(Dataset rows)

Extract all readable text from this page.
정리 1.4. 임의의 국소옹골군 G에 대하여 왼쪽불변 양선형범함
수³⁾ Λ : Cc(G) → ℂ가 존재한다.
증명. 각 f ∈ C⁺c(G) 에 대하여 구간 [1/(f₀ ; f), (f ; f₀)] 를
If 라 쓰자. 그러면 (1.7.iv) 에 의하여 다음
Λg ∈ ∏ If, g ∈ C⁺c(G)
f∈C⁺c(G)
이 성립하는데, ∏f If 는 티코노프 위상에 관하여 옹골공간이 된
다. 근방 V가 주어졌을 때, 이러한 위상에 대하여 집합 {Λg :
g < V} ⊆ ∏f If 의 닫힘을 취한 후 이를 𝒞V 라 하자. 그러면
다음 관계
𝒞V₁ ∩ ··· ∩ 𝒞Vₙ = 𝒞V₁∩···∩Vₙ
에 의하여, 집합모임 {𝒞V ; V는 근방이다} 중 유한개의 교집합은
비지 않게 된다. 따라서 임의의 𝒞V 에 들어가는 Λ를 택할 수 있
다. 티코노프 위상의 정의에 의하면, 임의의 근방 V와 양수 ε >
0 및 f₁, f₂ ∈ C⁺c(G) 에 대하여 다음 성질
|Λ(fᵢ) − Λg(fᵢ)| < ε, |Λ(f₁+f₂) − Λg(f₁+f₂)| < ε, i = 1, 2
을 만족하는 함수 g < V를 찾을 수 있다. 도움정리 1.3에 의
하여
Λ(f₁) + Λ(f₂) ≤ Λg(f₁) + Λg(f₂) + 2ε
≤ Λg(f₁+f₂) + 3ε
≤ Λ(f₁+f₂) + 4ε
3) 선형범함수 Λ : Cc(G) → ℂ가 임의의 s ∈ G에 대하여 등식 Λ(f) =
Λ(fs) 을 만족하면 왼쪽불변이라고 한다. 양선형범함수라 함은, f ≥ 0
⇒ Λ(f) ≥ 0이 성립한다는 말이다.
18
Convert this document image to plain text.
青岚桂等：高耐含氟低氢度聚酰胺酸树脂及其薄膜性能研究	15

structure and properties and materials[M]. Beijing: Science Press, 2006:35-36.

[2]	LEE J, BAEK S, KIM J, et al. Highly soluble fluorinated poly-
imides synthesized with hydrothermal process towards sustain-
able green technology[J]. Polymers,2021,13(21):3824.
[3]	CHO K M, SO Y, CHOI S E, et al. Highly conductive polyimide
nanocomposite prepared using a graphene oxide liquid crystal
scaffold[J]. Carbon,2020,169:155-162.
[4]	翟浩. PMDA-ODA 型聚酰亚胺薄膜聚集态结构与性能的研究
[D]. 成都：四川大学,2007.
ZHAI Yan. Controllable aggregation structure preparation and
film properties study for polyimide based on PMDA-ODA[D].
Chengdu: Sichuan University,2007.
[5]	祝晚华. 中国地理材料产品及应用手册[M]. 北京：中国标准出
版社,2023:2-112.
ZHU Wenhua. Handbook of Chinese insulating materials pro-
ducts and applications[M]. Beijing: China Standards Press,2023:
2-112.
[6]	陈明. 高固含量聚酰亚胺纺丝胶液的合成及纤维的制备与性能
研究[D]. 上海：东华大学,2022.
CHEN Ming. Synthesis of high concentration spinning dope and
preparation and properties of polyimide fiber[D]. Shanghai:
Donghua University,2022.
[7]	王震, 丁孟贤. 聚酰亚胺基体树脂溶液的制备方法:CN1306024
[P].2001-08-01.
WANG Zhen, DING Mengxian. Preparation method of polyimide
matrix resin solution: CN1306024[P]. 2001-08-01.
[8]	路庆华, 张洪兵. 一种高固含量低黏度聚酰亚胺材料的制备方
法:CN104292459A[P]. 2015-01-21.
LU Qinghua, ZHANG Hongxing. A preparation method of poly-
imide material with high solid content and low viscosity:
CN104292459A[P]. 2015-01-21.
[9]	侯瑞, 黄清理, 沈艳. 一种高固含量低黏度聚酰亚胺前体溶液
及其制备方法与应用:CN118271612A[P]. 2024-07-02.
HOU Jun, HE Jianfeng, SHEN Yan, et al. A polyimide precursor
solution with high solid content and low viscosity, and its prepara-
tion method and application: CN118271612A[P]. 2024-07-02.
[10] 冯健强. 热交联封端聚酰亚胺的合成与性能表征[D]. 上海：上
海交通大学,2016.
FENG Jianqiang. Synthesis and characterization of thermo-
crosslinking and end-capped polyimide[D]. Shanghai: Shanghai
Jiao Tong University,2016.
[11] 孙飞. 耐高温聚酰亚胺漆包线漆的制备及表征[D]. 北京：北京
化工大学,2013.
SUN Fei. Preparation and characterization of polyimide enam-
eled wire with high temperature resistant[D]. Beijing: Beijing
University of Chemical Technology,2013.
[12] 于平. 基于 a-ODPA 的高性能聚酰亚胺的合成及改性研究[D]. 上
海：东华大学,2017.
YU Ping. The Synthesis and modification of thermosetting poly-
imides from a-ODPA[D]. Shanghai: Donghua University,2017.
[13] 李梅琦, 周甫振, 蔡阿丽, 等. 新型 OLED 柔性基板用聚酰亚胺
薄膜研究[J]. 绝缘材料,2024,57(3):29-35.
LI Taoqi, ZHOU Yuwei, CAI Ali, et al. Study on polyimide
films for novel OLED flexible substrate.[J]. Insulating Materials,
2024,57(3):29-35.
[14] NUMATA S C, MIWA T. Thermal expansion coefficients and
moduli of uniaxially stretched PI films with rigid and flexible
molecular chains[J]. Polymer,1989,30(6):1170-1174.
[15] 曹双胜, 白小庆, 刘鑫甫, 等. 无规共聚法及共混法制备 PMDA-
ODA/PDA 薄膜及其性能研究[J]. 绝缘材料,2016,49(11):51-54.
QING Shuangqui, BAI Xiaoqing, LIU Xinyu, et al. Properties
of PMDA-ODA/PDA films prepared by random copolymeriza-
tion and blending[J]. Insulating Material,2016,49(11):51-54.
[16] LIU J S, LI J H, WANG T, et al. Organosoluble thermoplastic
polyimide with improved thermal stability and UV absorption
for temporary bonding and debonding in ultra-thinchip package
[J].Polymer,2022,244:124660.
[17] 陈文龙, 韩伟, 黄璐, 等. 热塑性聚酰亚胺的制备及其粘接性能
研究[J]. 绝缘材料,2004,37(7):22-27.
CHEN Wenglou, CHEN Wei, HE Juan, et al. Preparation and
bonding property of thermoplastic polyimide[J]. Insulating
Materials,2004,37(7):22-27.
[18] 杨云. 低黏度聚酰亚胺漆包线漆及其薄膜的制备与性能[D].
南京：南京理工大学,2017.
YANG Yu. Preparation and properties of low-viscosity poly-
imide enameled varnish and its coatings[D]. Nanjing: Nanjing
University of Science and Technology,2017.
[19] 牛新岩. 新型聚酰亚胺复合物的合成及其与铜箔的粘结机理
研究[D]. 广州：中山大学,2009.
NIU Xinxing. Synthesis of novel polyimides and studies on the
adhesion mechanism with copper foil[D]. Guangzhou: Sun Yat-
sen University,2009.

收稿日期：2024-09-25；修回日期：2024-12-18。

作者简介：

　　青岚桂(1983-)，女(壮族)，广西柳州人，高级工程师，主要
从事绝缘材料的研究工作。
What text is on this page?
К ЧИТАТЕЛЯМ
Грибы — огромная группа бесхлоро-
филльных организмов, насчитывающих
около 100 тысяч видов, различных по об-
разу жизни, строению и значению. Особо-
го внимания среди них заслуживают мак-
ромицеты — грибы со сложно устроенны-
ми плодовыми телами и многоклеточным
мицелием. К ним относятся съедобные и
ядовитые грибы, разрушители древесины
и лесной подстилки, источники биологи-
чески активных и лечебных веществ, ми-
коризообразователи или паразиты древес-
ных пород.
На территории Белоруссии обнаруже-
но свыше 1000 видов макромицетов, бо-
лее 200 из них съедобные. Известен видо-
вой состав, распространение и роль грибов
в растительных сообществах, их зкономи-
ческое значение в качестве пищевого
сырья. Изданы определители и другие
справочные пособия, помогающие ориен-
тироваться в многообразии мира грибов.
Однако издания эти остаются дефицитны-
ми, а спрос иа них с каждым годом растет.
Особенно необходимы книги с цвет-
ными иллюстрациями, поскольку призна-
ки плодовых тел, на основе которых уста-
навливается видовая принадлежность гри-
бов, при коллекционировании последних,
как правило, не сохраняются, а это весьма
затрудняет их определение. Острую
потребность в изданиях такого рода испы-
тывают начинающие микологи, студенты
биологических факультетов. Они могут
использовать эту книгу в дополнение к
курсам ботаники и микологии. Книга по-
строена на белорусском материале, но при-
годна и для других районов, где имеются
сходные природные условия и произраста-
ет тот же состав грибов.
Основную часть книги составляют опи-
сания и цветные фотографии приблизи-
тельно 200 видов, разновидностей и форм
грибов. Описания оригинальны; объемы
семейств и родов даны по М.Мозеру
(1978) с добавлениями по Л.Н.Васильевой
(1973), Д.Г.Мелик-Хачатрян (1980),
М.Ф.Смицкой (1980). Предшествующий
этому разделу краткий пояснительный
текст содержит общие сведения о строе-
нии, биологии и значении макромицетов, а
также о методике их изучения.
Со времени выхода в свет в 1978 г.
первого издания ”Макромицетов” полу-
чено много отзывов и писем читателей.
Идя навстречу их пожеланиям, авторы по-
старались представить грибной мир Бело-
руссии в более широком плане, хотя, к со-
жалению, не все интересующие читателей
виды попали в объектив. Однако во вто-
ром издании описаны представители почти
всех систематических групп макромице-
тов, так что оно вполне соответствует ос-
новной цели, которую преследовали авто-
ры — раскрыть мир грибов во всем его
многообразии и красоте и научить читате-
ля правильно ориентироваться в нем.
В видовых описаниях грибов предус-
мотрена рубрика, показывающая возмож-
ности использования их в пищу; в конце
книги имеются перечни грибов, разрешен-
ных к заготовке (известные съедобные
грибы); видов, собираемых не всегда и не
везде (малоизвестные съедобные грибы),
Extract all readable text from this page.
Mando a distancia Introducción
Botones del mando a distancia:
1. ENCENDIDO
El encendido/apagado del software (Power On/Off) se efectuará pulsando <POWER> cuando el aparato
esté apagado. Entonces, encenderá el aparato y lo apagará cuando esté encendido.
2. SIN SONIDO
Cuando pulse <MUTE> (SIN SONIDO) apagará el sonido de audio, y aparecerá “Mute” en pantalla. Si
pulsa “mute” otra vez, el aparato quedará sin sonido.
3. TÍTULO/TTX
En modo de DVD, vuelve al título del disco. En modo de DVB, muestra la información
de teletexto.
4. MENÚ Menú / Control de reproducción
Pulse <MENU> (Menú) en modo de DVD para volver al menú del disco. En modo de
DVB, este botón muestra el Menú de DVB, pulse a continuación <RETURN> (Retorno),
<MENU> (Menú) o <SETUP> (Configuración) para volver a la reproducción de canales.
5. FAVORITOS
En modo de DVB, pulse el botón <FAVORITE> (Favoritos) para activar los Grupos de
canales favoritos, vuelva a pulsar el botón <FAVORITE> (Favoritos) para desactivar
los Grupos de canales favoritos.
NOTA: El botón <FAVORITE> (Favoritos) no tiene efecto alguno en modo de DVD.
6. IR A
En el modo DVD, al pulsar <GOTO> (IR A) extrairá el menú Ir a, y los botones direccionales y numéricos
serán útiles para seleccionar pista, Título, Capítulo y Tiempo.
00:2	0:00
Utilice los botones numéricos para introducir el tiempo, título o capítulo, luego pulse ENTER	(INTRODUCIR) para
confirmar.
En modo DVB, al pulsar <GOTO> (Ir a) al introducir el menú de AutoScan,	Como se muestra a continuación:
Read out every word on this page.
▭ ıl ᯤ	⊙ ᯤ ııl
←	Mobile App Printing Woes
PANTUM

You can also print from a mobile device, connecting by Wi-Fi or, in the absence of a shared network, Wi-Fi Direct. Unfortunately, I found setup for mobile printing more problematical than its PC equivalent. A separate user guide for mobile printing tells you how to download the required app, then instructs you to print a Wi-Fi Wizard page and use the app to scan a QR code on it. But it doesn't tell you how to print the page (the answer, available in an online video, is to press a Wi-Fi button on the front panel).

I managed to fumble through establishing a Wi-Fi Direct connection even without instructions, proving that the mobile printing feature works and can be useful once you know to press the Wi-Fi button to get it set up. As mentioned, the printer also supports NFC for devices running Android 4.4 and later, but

**What you have to do**
Show the lines of the data that hold the word "University".

**Result of this task**
Chengdu: Sichuan University,2007.
Donghua University,2022.
Jiao Tong University,2016.
University of Chemical Technology,2013.
imides from a-ODPA[D]. Shanghai: Donghua University,2017.
University of Science and Technology,2017.
sen University,2009.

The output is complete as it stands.